Problem details
Would you transcribe the listing that follows, character for character, and omit its images?
# Records supplied start
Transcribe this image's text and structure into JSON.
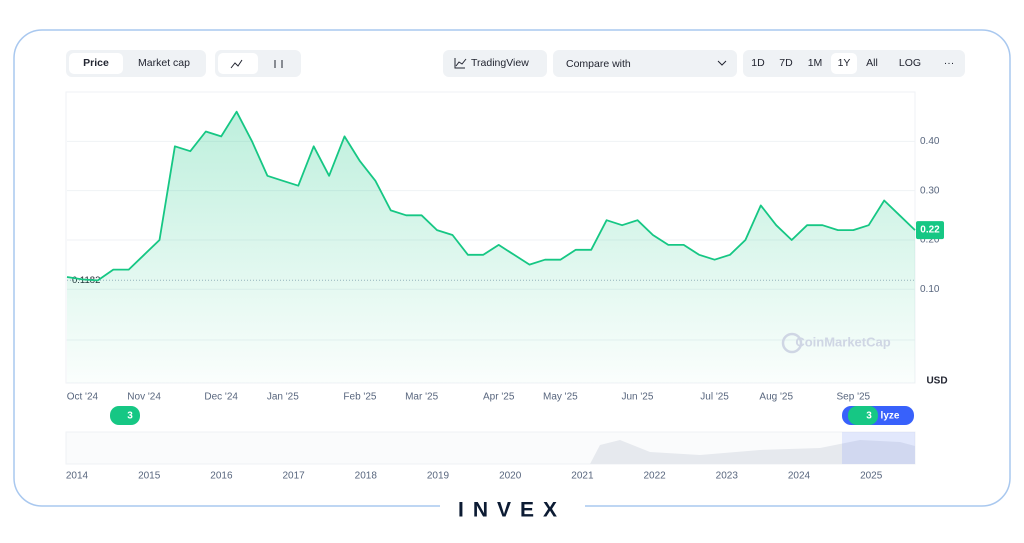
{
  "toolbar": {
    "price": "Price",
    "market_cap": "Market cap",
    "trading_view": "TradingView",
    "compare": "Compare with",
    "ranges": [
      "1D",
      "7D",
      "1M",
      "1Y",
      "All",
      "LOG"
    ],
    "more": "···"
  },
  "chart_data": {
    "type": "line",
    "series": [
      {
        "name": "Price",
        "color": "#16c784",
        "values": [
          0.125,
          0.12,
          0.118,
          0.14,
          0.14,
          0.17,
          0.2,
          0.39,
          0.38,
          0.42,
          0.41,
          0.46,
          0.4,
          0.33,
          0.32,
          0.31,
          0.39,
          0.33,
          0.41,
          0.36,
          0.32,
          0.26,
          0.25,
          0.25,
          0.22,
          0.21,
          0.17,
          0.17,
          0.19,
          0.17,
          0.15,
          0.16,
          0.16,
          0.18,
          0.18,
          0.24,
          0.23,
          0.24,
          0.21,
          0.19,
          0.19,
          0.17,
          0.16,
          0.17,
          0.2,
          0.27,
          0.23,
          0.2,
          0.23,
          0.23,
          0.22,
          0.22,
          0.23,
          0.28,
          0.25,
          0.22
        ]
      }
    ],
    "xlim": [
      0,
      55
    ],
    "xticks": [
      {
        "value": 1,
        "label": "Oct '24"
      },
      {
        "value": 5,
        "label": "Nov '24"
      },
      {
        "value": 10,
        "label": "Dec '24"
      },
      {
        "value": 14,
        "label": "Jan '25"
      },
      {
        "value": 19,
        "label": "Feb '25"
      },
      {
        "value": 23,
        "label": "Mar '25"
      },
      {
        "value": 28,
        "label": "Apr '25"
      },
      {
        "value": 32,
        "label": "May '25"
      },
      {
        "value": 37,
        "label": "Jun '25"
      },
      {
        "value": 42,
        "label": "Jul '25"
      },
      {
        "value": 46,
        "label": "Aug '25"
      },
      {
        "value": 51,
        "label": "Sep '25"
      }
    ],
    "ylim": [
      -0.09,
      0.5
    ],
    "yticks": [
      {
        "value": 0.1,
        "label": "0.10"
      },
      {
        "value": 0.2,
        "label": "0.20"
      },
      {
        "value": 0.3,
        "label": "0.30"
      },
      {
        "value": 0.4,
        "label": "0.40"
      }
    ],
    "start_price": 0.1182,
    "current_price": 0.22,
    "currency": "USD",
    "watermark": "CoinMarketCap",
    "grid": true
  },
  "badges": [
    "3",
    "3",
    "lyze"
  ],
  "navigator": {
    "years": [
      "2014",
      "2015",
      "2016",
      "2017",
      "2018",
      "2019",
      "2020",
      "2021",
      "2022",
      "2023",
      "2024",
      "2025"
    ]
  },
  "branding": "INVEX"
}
# Records supplied end
Finished answer
Transcribe this image's text and structure into JSON.
{
  "toolbar": {
    "price": "Price",
    "market_cap": "Market cap",
    "trading_view": "TradingView",
    "compare": "Compare with",
    "ranges": [
      "1D",
      "7D",
      "1M",
      "1Y",
      "All",
      "LOG"
    ],
    "more": "···"
  },
  "chart_data": {
    "type": "line",
    "series": [
      {
        "name": "Price",
        "color": "#16c784",
        "values": [
          0.125,
          0.12,
          0.118,
          0.14,
          0.14,
          0.17,
          0.2,
          0.39,
          0.38,
          0.42,
          0.41,
          0.46,
          0.4,
          0.33,
          0.32,
          0.31,
          0.39,
          0.33,
          0.41,
          0.36,
          0.32,
          0.26,
          0.25,
          0.25,
          0.22,
          0.21,
          0.17,
          0.17,
          0.19,
          0.17,
          0.15,
          0.16,
          0.16,
          0.18,
          0.18,
          0.24,
          0.23,
          0.24,
          0.21,
          0.19,
          0.19,
          0.17,
          0.16,
          0.17,
          0.2,
          0.27,
          0.23,
          0.2,
          0.23,
          0.23,
          0.22,
          0.22,
          0.23,
          0.28,
          0.25,
          0.22
        ]
      }
    ],
    "xlim": [
      0,
      55
    ],
    "xticks": [
      {
        "value": 1,
        "label": "Oct '24"
      },
      {
        "value": 5,
        "label": "Nov '24"
      },
      {
        "value": 10,
        "label": "Dec '24"
      },
      {
        "value": 14,
        "label": "Jan '25"
      },
      {
        "value": 19,
        "label": "Feb '25"
      },
      {
        "value": 23,
        "label": "Mar '25"
      },
      {
        "value": 28,
        "label": "Apr '25"
      },
      {
        "value": 32,
        "label": "May '25"
      },
      {
        "value": 37,
        "label": "Jun '25"
      },
      {
        "value": 42,
        "label": "Jul '25"
      },
      {
        "value": 46,
        "label": "Aug '25"
      },
      {
        "value": 51,
        "label": "Sep '25"
      }
    ],
    "ylim": [
      -0.09,
      0.5
    ],
    "yticks": [
      {
        "value": 0.1,
        "label": "0.10"
      },
      {
        "value": 0.2,
        "label": "0.20"
      },
      {
        "value": 0.3,
        "label": "0.30"
      },
      {
        "value": 0.4,
        "label": "0.40"
      }
    ],
    "start_price": 0.1182,
    "current_price": 0.22,
    "currency": "USD",
    "watermark": "CoinMarketCap",
    "grid": true
  },
  "badges": [
    "3",
    "3",
    "lyze"
  ],
  "navigator": {
    "years": [
      "2014",
      "2015",
      "2016",
      "2017",
      "2018",
      "2019",
      "2020",
      "2021",
      "2022",
      "2023",
      "2024",
      "2025"
    ]
  },
  "branding": "INVEX"
}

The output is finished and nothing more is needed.